** Start EXERCISE DATA **

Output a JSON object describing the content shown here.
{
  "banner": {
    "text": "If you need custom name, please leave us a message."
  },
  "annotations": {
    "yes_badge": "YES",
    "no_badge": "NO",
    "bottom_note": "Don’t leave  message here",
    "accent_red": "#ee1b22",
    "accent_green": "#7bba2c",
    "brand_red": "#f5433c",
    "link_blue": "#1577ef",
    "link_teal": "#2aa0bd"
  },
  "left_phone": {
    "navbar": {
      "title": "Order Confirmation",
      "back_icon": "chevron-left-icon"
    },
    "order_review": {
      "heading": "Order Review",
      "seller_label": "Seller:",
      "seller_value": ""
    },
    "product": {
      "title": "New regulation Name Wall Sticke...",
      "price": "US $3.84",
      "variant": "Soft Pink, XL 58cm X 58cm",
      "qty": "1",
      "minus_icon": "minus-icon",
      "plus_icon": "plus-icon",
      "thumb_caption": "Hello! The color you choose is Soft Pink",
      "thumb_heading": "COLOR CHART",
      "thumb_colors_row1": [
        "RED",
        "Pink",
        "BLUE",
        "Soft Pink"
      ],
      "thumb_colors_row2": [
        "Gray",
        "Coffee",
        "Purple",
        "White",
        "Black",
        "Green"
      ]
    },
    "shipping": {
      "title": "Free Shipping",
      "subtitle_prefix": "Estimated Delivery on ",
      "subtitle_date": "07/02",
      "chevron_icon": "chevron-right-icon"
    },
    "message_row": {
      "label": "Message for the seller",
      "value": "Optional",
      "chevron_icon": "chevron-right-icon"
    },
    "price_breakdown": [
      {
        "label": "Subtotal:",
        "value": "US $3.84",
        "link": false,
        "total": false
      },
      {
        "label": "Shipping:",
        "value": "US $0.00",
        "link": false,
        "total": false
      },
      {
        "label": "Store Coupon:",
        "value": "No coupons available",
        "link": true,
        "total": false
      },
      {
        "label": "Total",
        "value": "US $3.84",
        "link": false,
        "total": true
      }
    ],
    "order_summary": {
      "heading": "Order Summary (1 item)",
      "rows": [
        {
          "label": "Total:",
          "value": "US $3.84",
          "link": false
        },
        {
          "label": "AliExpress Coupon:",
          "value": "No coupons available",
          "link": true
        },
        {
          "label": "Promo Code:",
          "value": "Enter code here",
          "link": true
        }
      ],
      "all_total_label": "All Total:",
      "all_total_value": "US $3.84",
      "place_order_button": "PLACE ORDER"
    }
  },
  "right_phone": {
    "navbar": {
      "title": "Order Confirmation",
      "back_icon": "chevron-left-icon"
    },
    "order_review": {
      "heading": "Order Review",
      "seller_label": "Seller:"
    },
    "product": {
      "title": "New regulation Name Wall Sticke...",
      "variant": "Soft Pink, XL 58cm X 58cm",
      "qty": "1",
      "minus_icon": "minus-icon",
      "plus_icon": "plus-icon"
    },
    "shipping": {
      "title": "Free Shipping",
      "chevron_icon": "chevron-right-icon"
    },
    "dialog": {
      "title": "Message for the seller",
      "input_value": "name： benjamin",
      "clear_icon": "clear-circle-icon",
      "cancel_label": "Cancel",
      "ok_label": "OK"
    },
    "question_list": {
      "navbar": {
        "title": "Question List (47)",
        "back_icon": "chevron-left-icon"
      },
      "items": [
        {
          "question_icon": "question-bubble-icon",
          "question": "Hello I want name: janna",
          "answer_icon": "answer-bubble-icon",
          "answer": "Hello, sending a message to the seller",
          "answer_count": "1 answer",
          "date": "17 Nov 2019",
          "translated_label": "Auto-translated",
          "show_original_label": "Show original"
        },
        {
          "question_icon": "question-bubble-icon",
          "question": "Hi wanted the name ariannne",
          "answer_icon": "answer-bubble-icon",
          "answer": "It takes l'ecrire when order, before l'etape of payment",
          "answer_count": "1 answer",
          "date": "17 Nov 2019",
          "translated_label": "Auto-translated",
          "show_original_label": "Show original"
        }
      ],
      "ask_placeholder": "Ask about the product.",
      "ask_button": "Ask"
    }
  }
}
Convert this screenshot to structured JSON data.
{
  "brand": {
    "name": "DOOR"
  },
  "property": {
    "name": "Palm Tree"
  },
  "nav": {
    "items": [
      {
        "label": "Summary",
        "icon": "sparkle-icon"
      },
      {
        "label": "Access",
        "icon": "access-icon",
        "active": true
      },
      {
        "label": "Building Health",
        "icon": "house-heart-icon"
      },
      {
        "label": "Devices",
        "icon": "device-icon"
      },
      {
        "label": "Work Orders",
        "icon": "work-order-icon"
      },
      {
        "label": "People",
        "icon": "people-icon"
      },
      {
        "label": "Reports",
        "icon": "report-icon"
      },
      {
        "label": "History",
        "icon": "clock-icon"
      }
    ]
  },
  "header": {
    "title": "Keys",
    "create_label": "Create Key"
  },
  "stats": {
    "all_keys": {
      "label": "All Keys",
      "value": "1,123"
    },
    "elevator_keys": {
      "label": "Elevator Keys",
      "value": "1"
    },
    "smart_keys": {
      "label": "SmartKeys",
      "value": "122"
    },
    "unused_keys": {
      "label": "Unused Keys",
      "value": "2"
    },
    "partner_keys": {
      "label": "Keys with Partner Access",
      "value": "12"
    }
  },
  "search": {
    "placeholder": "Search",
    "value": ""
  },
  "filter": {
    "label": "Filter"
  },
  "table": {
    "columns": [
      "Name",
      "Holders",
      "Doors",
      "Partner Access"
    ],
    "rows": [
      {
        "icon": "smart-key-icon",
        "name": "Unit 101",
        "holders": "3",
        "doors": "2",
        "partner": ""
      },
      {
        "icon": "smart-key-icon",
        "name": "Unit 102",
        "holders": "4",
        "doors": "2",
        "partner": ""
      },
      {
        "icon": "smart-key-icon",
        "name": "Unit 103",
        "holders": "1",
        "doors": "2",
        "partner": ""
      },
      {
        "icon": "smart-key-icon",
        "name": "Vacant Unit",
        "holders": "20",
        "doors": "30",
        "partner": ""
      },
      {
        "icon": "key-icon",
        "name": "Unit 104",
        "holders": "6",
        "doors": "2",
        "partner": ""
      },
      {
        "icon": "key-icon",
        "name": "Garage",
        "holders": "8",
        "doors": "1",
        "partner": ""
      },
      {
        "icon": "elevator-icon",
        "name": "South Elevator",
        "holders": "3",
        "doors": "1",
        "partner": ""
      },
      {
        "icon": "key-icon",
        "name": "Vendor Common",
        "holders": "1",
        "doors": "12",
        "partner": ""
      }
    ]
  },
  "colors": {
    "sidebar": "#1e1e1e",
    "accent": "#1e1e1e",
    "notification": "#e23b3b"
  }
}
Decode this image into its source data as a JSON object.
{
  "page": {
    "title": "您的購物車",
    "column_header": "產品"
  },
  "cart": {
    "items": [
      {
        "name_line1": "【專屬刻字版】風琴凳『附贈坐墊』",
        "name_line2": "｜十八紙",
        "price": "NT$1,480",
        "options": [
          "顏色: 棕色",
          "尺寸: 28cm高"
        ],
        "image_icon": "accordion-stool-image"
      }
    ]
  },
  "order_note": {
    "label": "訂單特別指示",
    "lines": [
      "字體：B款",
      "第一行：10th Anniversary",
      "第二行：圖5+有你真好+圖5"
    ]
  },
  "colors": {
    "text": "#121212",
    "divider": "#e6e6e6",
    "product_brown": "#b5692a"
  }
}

** End EXERCISE DATA **

AIM –
Reproduce the entries above in full, verbatim.

ANSWER FOR THIS EXERCISE –
Output a JSON object describing the content shown here.
{
  "banner": {
    "text": "If you need custom name, please leave us a message."
  },
  "annotations": {
    "yes_badge": "YES",
    "no_badge": "NO",
    "bottom_note": "Don’t leave  message here",
    "accent_red": "#ee1b22",
    "accent_green": "#7bba2c",
    "brand_red": "#f5433c",
    "link_blue": "#1577ef",
    "link_teal": "#2aa0bd"
  },
  "left_phone": {
    "navbar": {
      "title": "Order Confirmation",
      "back_icon": "chevron-left-icon"
    },
    "order_review": {
      "heading": "Order Review",
      "seller_label": "Seller:",
      "seller_value": ""
    },
    "product": {
      "title": "New regulation Name Wall Sticke...",
      "price": "US $3.84",
      "variant": "Soft Pink, XL 58cm X 58cm",
      "qty": "1",
      "minus_icon": "minus-icon",
      "plus_icon": "plus-icon",
      "thumb_caption": "Hello! The color you choose is Soft Pink",
      "thumb_heading": "COLOR CHART",
      "thumb_colors_row1": [
        "RED",
        "Pink",
        "BLUE",
        "Soft Pink"
      ],
      "thumb_colors_row2": [
        "Gray",
        "Coffee",
        "Purple",
        "White",
        "Black",
        "Green"
      ]
    },
    "shipping": {
      "title": "Free Shipping",
      "subtitle_prefix": "Estimated Delivery on ",
      "subtitle_date": "07/02",
      "chevron_icon": "chevron-right-icon"
    },
    "message_row": {
      "label": "Message for the seller",
      "value": "Optional",
      "chevron_icon": "chevron-right-icon"
    },
    "price_breakdown": [
      {
        "label": "Subtotal:",
        "value": "US $3.84",
        "link": false,
        "total": false
      },
      {
        "label": "Shipping:",
        "value": "US $0.00",
        "link": false,
        "total": false
      },
      {
        "label": "Store Coupon:",
        "value": "No coupons available",
        "link": true,
        "total": false
      },
      {
        "label": "Total",
        "value": "US $3.84",
        "link": false,
        "total": true
      }
    ],
    "order_summary": {
      "heading": "Order Summary (1 item)",
      "rows": [
        {
          "label": "Total:",
          "value": "US $3.84",
          "link": false
        },
        {
          "label": "AliExpress Coupon:",
          "value": "No coupons available",
          "link": true
        },
        {
          "label": "Promo Code:",
          "value": "Enter code here",
          "link": true
        }
      ],
      "all_total_label": "All Total:",
      "all_total_value": "US $3.84",
      "place_order_button": "PLACE ORDER"
    }
  },
  "right_phone": {
    "navbar": {
      "title": "Order Confirmation",
      "back_icon": "chevron-left-icon"
    },
    "order_review": {
      "heading": "Order Review",
      "seller_label": "Seller:"
    },
    "product": {
      "title": "New regulation Name Wall Sticke...",
      "variant": "Soft Pink, XL 58cm X 58cm",
      "qty": "1",
      "minus_icon": "minus-icon",
      "plus_icon": "plus-icon"
    },
    "shipping": {
      "title": "Free Shipping",
      "chevron_icon": "chevron-right-icon"
    },
    "dialog": {
      "title": "Message for the seller",
      "input_value": "name： benjamin",
      "clear_icon": "clear-circle-icon",
      "cancel_label": "Cancel",
      "ok_label": "OK"
    },
    "question_list": {
      "navbar": {
        "title": "Question List (47)",
        "back_icon": "chevron-left-icon"
      },
      "items": [
        {
          "question_icon": "question-bubble-icon",
          "question": "Hello I want name: janna",
          "answer_icon": "answer-bubble-icon",
          "answer": "Hello, sending a message to the seller",
          "answer_count": "1 answer",
          "date": "17 Nov 2019",
          "translated_label": "Auto-translated",
          "show_original_label": "Show original"
        },
        {
          "question_icon": "question-bubble-icon",
          "question": "Hi wanted the name ariannne",
          "answer_icon": "answer-bubble-icon",
          "answer": "It takes l'ecrire when order, before l'etape of payment",
          "answer_count": "1 answer",
          "date": "17 Nov 2019",
          "translated_label": "Auto-translated",
          "show_original_label": "Show original"
        }
      ],
      "ask_placeholder": "Ask about the product.",
      "ask_button": "Ask"
    }
  }
}
Convert this screenshot to structured JSON data.
{
  "brand": {
    "name": "DOOR"
  },
  "property": {
    "name": "Palm Tree"
  },
  "nav": {
    "items": [
      {
        "label": "Summary",
        "icon": "sparkle-icon"
      },
      {
        "label": "Access",
        "icon": "access-icon",
        "active": true
      },
      {
        "label": "Building Health",
        "icon": "house-heart-icon"
      },
      {
        "label": "Devices",
        "icon": "device-icon"
      },
      {
        "label": "Work Orders",
        "icon": "work-order-icon"
      },
      {
        "label": "People",
        "icon": "people-icon"
      },
      {
        "label": "Reports",
        "icon": "report-icon"
      },
      {
        "label": "History",
        "icon": "clock-icon"
      }
    ]
  },
  "header": {
    "title": "Keys",
    "create_label": "Create Key"
  },
  "stats": {
    "all_keys": {
      "label": "All Keys",
      "value": "1,123"
    },
    "elevator_keys": {
      "label": "Elevator Keys",
      "value": "1"
    },
    "smart_keys": {
      "label": "SmartKeys",
      "value": "122"
    },
    "unused_keys": {
      "label": "Unused Keys",
      "value": "2"
    },
    "partner_keys": {
      "label": "Keys with Partner Access",
      "value": "12"
    }
  },
  "search": {
    "placeholder": "Search",
    "value": ""
  },
  "filter": {
    "label": "Filter"
  },
  "table": {
    "columns": [
      "Name",
      "Holders",
      "Doors",
      "Partner Access"
    ],
    "rows": [
      {
        "icon": "smart-key-icon",
        "name": "Unit 101",
        "holders": "3",
        "doors": "2",
        "partner": ""
      },
      {
        "icon": "smart-key-icon",
        "name": "Unit 102",
        "holders": "4",
        "doors": "2",
        "partner": ""
      },
      {
        "icon": "smart-key-icon",
        "name": "Unit 103",
        "holders": "1",
        "doors": "2",
        "partner": ""
      },
      {
        "icon": "smart-key-icon",
        "name": "Vacant Unit",
        "holders": "20",
        "doors": "30",
        "partner": ""
      },
      {
        "icon": "key-icon",
        "name": "Unit 104",
        "holders": "6",
        "doors": "2",
        "partner": ""
      },
      {
        "icon": "key-icon",
        "name": "Garage",
        "holders": "8",
        "doors": "1",
        "partner": ""
      },
      {
        "icon": "elevator-icon",
        "name": "South Elevator",
        "holders": "3",
        "doors": "1",
        "partner": ""
      },
      {
        "icon": "key-icon",
        "name": "Vendor Common",
        "holders": "1",
        "doors": "12",
        "partner": ""
      }
    ]
  },
  "colors": {
    "sidebar": "#1e1e1e",
    "accent": "#1e1e1e",
    "notification": "#e23b3b"
  }
}
Decode this image into its source data as a JSON object.
{
  "page": {
    "title": "您的購物車",
    "column_header": "產品"
  },
  "cart": {
    "items": [
      {
        "name_line1": "【專屬刻字版】風琴凳『附贈坐墊』",
        "name_line2": "｜十八紙",
        "price": "NT$1,480",
        "options": [
          "顏色: 棕色",
          "尺寸: 28cm高"
        ],
        "image_icon": "accordion-stool-image"
      }
    ]
  },
  "order_note": {
    "label": "訂單特別指示",
    "lines": [
      "字體：B款",
      "第一行：10th Anniversary",
      "第二行：圖5+有你真好+圖5"
    ]
  },
  "colors": {
    "text": "#121212",
    "divider": "#e6e6e6",
    "product_brown": "#b5692a"
  }
}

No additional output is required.